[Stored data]
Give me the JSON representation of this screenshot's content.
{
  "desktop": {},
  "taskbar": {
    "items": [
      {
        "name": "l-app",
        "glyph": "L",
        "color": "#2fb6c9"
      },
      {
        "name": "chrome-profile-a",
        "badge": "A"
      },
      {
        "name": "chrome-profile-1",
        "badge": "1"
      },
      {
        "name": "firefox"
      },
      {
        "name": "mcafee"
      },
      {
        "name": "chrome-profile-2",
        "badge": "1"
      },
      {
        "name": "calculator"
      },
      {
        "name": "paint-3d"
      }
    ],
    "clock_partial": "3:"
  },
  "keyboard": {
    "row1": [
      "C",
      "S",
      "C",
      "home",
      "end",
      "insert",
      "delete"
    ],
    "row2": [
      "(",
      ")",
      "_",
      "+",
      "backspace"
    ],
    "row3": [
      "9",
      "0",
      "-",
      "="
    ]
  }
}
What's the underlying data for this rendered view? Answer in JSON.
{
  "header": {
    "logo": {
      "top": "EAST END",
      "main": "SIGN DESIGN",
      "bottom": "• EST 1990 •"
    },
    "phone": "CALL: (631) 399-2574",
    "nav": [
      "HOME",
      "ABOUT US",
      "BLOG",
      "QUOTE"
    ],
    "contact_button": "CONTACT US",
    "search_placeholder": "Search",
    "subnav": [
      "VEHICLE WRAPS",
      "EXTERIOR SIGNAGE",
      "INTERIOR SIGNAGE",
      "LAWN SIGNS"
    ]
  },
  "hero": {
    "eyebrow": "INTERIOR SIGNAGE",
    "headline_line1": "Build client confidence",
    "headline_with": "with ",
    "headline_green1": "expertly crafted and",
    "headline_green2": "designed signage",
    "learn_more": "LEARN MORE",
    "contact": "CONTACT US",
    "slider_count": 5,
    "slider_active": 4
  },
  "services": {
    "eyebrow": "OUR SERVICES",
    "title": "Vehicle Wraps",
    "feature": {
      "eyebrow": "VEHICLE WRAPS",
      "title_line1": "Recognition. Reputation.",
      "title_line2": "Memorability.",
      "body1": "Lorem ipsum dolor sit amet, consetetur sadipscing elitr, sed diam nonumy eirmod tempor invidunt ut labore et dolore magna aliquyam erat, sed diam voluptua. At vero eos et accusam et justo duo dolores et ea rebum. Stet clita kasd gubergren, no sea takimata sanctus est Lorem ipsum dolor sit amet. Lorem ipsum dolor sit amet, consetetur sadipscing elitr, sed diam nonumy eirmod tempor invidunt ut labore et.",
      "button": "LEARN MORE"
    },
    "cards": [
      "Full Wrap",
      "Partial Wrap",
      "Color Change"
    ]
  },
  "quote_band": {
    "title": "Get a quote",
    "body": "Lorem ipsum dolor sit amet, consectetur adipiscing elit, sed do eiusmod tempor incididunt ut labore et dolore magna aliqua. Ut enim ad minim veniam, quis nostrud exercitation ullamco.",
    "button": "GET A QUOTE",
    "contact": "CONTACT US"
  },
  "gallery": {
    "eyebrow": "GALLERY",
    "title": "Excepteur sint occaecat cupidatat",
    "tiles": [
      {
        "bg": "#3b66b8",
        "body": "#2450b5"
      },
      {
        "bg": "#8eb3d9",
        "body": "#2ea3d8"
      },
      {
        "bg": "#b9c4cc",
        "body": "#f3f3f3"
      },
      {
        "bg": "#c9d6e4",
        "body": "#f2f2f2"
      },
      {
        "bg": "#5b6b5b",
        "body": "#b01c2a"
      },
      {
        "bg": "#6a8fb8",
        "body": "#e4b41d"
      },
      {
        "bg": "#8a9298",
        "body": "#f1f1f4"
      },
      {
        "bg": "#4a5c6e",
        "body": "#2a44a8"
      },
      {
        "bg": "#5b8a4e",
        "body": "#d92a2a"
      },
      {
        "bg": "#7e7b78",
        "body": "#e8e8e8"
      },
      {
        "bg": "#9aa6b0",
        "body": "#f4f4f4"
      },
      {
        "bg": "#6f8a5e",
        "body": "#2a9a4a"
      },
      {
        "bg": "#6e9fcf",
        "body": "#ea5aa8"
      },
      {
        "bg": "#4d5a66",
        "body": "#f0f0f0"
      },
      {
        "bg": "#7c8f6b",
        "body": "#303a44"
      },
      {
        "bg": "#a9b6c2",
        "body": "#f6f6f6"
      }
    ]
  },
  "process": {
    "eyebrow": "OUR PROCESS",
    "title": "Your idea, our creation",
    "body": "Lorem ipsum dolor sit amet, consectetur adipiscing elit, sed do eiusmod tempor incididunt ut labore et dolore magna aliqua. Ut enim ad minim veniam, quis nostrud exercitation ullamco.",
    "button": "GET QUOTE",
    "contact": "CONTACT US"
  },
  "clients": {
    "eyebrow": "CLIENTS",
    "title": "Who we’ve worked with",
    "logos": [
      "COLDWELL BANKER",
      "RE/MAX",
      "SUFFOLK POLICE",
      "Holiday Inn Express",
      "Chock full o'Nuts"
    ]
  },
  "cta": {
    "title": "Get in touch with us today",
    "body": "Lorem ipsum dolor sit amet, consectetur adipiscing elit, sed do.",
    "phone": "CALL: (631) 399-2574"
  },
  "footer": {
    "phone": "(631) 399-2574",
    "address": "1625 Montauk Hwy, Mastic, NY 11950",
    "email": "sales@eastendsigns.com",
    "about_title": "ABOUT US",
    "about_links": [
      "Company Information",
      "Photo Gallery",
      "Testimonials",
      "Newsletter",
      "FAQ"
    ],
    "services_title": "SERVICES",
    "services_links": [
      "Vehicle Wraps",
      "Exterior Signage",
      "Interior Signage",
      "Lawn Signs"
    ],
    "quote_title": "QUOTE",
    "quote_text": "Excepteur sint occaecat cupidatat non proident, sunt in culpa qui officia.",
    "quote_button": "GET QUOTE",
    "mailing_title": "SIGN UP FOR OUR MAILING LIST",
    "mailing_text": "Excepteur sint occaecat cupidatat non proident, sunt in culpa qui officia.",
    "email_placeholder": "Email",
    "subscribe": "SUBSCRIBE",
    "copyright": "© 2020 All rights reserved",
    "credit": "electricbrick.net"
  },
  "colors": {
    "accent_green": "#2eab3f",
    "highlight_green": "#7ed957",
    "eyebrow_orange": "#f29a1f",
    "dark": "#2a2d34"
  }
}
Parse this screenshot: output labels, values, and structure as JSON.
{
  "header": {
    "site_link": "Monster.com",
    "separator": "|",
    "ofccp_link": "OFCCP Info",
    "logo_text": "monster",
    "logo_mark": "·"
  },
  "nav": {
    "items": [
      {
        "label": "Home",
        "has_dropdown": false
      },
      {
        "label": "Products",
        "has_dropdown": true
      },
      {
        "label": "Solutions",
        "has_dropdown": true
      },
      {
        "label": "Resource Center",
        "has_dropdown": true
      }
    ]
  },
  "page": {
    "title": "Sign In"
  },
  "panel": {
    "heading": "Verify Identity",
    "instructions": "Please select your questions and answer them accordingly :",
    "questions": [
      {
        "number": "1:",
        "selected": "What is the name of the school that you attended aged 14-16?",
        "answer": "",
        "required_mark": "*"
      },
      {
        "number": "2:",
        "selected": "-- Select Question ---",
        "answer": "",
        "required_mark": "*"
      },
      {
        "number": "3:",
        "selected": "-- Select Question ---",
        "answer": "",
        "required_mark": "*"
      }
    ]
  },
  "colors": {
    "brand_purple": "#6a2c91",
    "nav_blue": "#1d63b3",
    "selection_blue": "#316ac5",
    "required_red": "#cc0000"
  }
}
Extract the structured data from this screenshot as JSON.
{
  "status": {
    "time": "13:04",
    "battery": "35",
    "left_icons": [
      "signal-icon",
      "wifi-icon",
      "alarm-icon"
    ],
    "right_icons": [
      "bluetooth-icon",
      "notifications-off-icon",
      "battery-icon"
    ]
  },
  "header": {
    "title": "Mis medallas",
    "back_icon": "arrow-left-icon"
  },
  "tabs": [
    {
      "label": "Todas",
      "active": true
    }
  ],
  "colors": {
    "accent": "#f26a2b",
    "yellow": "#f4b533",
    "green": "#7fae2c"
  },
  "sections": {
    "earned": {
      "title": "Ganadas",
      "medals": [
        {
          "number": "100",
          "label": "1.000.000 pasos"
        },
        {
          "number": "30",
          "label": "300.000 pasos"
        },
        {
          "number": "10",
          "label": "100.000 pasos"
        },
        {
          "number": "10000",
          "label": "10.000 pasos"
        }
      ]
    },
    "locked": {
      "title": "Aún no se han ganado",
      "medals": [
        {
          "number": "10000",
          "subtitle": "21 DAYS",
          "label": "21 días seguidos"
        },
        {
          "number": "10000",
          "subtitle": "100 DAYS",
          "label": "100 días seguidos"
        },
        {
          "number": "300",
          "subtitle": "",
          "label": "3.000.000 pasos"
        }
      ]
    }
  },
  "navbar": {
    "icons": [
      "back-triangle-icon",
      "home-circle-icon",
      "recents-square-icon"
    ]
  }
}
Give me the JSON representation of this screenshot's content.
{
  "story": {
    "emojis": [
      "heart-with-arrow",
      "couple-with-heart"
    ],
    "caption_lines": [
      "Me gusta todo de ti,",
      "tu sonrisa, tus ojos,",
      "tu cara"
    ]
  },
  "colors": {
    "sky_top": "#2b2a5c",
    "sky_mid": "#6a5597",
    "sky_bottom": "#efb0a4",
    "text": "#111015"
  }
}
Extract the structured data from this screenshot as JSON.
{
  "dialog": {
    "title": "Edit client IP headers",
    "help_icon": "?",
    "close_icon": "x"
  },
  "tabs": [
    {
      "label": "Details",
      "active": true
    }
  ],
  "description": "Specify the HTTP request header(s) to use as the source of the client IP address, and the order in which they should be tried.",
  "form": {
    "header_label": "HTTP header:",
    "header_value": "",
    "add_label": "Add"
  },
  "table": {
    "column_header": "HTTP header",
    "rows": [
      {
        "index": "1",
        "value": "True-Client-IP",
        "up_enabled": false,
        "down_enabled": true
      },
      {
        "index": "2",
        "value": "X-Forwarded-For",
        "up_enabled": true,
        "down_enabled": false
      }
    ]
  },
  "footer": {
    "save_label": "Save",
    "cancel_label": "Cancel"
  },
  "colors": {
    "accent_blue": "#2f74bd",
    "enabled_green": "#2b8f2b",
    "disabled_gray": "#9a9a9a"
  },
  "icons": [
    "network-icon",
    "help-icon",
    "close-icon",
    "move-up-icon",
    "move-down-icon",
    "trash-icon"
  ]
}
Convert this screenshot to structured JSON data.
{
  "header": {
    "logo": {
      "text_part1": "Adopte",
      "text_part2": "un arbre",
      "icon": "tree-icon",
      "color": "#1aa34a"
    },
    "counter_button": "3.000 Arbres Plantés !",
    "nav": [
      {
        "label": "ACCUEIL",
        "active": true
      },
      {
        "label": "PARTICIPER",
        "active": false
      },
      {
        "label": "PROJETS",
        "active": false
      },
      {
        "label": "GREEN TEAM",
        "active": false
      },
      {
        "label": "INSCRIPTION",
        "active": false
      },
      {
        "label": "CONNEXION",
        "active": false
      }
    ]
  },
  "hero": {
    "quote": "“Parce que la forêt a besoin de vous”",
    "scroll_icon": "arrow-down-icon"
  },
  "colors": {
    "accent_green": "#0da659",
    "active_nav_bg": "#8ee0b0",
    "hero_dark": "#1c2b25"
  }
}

• Directions for this task:
Check each line above for the word "CONTACT" and copy the ones that have it.

• Answer to this problem:
    "contact_button": "CONTACT US",
    "contact": "CONTACT US",
    "contact": "CONTACT US"
    "contact": "CONTACT US"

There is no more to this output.